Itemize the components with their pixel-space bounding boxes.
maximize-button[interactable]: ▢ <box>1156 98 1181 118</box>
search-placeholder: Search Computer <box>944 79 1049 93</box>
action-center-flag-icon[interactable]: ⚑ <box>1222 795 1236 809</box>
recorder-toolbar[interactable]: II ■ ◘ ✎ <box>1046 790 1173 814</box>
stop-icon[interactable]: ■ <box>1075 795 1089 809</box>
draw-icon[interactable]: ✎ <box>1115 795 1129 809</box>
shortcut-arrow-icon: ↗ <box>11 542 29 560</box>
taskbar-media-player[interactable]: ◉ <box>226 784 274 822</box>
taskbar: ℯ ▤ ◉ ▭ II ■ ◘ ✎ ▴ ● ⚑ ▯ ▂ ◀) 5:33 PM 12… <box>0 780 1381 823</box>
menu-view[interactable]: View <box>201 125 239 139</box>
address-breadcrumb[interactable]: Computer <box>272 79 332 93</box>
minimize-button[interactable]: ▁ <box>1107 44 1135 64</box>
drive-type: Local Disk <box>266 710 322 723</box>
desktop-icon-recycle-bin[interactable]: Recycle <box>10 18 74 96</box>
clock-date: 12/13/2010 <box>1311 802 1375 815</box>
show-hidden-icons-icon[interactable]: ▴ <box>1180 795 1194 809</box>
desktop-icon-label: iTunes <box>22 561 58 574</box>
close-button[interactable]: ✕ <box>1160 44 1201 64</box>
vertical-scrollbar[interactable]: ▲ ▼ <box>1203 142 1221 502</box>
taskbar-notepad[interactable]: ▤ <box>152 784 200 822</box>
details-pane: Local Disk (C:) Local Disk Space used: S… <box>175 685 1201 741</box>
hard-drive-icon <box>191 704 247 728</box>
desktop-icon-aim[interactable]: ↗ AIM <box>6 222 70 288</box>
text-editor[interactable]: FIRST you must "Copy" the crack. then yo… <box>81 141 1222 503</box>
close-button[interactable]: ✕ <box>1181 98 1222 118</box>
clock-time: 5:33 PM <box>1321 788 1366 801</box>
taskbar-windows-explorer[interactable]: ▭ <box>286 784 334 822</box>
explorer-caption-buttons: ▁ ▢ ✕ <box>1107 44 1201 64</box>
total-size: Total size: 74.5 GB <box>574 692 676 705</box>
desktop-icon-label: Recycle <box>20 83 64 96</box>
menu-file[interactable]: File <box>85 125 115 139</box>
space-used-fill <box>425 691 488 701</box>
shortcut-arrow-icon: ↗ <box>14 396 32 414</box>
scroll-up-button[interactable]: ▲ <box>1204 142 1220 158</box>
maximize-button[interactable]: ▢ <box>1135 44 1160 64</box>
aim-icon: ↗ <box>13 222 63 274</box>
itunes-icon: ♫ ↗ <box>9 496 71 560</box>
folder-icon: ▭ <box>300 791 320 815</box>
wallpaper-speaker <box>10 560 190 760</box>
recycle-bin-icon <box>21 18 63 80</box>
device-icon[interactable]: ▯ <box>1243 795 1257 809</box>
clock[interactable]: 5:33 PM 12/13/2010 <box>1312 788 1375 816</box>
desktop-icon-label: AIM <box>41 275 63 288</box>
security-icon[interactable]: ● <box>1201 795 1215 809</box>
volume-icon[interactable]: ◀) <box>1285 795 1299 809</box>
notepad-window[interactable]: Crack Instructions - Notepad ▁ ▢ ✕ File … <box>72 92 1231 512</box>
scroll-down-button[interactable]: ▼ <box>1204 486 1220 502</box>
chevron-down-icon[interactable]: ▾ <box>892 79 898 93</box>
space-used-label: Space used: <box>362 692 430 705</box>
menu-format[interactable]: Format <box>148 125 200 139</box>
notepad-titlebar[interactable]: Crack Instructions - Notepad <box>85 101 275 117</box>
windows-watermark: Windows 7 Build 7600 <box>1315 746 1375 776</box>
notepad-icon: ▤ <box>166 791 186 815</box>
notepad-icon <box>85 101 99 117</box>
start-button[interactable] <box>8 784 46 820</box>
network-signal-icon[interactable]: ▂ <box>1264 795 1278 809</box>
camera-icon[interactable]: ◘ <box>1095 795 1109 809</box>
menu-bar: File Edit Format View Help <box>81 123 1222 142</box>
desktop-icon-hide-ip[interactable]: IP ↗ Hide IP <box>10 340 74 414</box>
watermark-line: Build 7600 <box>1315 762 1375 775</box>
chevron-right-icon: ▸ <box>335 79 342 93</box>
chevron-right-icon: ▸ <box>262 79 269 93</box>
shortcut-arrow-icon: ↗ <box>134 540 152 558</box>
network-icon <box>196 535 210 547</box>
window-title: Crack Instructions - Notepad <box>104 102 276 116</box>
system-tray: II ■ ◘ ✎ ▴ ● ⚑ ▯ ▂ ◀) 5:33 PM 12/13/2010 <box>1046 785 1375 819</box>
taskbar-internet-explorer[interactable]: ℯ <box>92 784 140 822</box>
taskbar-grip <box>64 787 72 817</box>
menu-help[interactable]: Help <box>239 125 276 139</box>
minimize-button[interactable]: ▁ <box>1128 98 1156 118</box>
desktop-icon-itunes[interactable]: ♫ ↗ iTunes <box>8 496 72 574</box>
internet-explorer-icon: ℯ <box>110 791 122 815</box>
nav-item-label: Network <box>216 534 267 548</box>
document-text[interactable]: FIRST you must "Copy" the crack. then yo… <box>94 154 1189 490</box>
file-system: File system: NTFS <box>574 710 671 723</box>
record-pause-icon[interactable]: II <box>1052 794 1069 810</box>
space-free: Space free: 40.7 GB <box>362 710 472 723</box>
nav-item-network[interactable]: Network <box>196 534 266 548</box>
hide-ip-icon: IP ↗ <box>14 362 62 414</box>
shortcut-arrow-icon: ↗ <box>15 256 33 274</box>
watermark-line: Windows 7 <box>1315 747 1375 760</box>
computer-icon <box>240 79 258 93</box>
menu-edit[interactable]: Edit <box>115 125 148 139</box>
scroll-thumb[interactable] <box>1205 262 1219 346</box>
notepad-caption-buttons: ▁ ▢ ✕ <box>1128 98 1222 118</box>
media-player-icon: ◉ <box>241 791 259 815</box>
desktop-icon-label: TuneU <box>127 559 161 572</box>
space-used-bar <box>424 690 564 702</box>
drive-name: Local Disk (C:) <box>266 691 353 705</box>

» The request
Find each row above that contains the word "then", and copy every one of those rows.

» Answer to this task
text-editor[interactable]: FIRST you must "Copy" the crack. then yo… <box>81 141 1222 503</box>
document-text[interactable]: FIRST you must "Copy" the crack. then yo… <box>94 154 1189 490</box>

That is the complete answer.